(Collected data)
━━━━━━━━━━━━━━━━━━━━━━━━━━━━━━
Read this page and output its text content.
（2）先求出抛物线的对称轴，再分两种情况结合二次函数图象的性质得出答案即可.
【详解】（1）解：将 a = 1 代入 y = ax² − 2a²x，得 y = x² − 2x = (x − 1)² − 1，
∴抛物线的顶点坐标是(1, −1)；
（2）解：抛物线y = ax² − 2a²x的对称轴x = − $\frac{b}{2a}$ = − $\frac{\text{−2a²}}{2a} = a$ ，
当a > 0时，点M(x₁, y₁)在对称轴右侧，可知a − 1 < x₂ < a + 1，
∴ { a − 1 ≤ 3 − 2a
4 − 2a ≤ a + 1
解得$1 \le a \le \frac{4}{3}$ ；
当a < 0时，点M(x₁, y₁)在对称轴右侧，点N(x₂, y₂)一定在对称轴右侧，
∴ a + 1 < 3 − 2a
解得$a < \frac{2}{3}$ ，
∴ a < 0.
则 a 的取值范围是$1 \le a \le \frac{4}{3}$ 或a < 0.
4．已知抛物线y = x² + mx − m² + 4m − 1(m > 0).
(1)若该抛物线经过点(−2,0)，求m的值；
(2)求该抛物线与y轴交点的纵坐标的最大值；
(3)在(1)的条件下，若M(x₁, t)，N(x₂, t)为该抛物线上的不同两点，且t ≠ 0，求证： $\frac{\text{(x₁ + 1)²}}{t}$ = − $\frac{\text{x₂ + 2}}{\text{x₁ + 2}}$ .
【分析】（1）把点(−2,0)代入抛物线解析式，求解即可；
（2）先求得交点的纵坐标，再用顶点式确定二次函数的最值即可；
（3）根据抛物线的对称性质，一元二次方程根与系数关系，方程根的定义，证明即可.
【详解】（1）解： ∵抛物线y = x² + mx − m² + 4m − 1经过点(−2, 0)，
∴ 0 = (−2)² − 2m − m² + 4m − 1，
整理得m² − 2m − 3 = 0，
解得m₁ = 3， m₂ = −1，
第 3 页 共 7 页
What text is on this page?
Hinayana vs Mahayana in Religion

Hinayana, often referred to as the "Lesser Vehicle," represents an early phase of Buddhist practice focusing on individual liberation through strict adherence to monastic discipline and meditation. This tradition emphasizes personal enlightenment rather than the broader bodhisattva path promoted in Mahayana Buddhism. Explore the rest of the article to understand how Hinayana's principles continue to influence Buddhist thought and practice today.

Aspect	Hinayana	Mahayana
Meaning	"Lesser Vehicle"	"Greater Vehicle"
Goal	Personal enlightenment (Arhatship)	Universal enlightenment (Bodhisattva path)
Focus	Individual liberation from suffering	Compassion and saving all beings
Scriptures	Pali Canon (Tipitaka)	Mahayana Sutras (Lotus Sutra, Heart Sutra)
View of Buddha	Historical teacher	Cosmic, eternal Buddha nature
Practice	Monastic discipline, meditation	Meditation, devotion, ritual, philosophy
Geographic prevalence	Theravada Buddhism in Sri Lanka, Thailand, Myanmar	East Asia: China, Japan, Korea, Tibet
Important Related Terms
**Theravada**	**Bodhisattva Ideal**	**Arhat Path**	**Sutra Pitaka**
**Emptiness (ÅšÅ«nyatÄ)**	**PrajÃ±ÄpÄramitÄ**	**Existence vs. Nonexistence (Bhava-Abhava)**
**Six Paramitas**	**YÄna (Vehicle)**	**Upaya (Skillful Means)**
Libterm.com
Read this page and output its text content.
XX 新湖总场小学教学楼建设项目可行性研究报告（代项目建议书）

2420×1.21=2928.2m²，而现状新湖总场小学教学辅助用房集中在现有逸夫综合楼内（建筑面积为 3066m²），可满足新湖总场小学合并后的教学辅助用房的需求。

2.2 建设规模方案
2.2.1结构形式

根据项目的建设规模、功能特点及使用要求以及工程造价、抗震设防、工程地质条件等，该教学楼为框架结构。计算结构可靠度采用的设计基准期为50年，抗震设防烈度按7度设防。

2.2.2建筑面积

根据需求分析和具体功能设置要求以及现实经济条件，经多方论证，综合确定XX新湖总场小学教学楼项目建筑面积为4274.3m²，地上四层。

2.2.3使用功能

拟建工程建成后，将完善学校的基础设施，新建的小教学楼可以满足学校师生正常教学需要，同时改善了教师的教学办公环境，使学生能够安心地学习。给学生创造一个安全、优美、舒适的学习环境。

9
━━━━━━━━━━━━━━━━━━━━━━━━━━━━━━
Copy each entry exactly, with nothing added or dropped.

Read this page and output its text content.
（2）先求出抛物线的对称轴，再分两种情况结合二次函数图象的性质得出答案即可.
【详解】（1）解：将 a = 1 代入 y = ax² − 2a²x，得 y = x² − 2x = (x − 1)² − 1，
∴抛物线的顶点坐标是(1, −1)；
（2）解：抛物线y = ax² − 2a²x的对称轴x = − $\frac{b}{2a}$ = − $\frac{\text{−2a²}}{2a} = a$ ，
当a > 0时，点M(x₁, y₁)在对称轴右侧，可知a − 1 < x₂ < a + 1，
∴ { a − 1 ≤ 3 − 2a
4 − 2a ≤ a + 1
解得$1 \le a \le \frac{4}{3}$ ；
当a < 0时，点M(x₁, y₁)在对称轴右侧，点N(x₂, y₂)一定在对称轴右侧，
∴ a + 1 < 3 − 2a
解得$a < \frac{2}{3}$ ，
∴ a < 0.
则 a 的取值范围是$1 \le a \le \frac{4}{3}$ 或a < 0.
4．已知抛物线y = x² + mx − m² + 4m − 1(m > 0).
(1)若该抛物线经过点(−2,0)，求m的值；
(2)求该抛物线与y轴交点的纵坐标的最大值；
(3)在(1)的条件下，若M(x₁, t)，N(x₂, t)为该抛物线上的不同两点，且t ≠ 0，求证： $\frac{\text{(x₁ + 1)²}}{t}$ = − $\frac{\text{x₂ + 2}}{\text{x₁ + 2}}$ .
【分析】（1）把点(−2,0)代入抛物线解析式，求解即可；
（2）先求得交点的纵坐标，再用顶点式确定二次函数的最值即可；
（3）根据抛物线的对称性质，一元二次方程根与系数关系，方程根的定义，证明即可.
【详解】（1）解： ∵抛物线y = x² + mx − m² + 4m − 1经过点(−2, 0)，
∴ 0 = (−2)² − 2m − m² + 4m − 1，
整理得m² − 2m − 3 = 0，
解得m₁ = 3， m₂ = −1，
第 3 页 共 7 页
What text is on this page?
Hinayana vs Mahayana in Religion

Hinayana, often referred to as the "Lesser Vehicle," represents an early phase of Buddhist practice focusing on individual liberation through strict adherence to monastic discipline and meditation. This tradition emphasizes personal enlightenment rather than the broader bodhisattva path promoted in Mahayana Buddhism. Explore the rest of the article to understand how Hinayana's principles continue to influence Buddhist thought and practice today.

Aspect	Hinayana	Mahayana
Meaning	"Lesser Vehicle"	"Greater Vehicle"
Goal	Personal enlightenment (Arhatship)	Universal enlightenment (Bodhisattva path)
Focus	Individual liberation from suffering	Compassion and saving all beings
Scriptures	Pali Canon (Tipitaka)	Mahayana Sutras (Lotus Sutra, Heart Sutra)
View of Buddha	Historical teacher	Cosmic, eternal Buddha nature
Practice	Monastic discipline, meditation	Meditation, devotion, ritual, philosophy
Geographic prevalence	Theravada Buddhism in Sri Lanka, Thailand, Myanmar	East Asia: China, Japan, Korea, Tibet
Important Related Terms
**Theravada**	**Bodhisattva Ideal**	**Arhat Path**	**Sutra Pitaka**
**Emptiness (ÅšÅ«nyatÄ)**	**PrajÃ±ÄpÄramitÄ**	**Existence vs. Nonexistence (Bhava-Abhava)**
**Six Paramitas**	**YÄna (Vehicle)**	**Upaya (Skillful Means)**
Libterm.com
Read this page and output its text content.
XX 新湖总场小学教学楼建设项目可行性研究报告（代项目建议书）

2420×1.21=2928.2m²，而现状新湖总场小学教学辅助用房集中在现有逸夫综合楼内（建筑面积为 3066m²），可满足新湖总场小学合并后的教学辅助用房的需求。

2.2 建设规模方案
2.2.1结构形式

根据项目的建设规模、功能特点及使用要求以及工程造价、抗震设防、工程地质条件等，该教学楼为框架结构。计算结构可靠度采用的设计基准期为50年，抗震设防烈度按7度设防。

2.2.2建筑面积

根据需求分析和具体功能设置要求以及现实经济条件，经多方论证，综合确定XX新湖总场小学教学楼项目建筑面积为4274.3m²，地上四层。

2.2.3使用功能

拟建工程建成后，将完善学校的基础设施，新建的小教学楼可以满足学校师生正常教学需要，同时改善了教师的教学办公环境，使学生能够安心地学习。给学生创造一个安全、优美、舒适的学习环境。

9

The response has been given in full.